Extracts from a graphics dataset
* start *

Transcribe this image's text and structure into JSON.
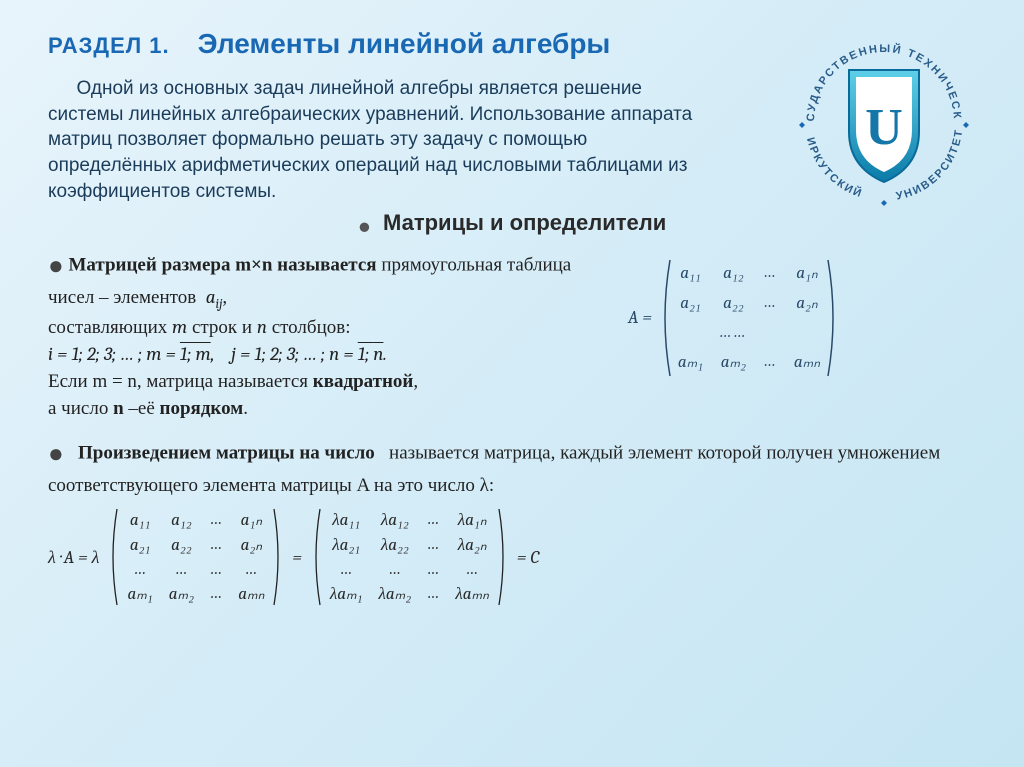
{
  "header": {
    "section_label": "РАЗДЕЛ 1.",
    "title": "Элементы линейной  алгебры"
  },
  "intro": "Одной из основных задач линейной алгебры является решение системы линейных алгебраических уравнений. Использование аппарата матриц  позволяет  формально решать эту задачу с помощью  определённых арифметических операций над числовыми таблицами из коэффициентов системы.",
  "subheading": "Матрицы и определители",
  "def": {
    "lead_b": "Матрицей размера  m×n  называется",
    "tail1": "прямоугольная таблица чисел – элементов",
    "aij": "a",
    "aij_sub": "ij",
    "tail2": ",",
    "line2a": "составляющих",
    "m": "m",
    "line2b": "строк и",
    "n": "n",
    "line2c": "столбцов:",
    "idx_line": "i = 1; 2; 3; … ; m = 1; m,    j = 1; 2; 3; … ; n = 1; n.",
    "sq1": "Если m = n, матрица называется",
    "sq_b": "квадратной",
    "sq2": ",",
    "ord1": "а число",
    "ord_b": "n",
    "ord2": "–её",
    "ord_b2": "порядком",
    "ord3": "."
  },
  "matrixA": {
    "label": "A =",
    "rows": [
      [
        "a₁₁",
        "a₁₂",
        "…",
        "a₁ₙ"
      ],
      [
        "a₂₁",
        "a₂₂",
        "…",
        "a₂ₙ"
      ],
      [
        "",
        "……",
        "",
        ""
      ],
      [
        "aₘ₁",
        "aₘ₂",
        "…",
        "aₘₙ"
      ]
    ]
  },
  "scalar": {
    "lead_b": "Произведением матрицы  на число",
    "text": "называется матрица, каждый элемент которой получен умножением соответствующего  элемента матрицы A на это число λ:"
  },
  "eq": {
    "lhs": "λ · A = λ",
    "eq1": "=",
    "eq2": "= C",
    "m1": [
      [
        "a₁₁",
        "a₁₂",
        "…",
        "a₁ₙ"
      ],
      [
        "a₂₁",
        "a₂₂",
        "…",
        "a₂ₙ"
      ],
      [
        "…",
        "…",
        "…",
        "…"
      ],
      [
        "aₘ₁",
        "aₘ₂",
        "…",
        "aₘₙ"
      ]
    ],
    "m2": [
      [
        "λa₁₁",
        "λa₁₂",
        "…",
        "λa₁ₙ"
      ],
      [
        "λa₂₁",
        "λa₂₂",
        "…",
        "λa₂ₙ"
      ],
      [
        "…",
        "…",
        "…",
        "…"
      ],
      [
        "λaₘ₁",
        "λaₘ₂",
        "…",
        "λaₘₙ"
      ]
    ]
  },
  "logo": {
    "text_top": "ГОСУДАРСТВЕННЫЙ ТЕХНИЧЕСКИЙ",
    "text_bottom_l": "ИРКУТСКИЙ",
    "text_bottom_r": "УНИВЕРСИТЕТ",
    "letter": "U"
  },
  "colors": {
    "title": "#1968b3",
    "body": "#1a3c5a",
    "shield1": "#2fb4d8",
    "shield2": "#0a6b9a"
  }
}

* end *

Across the entries, how many lines hold the word "линейной"? Say only the number.

2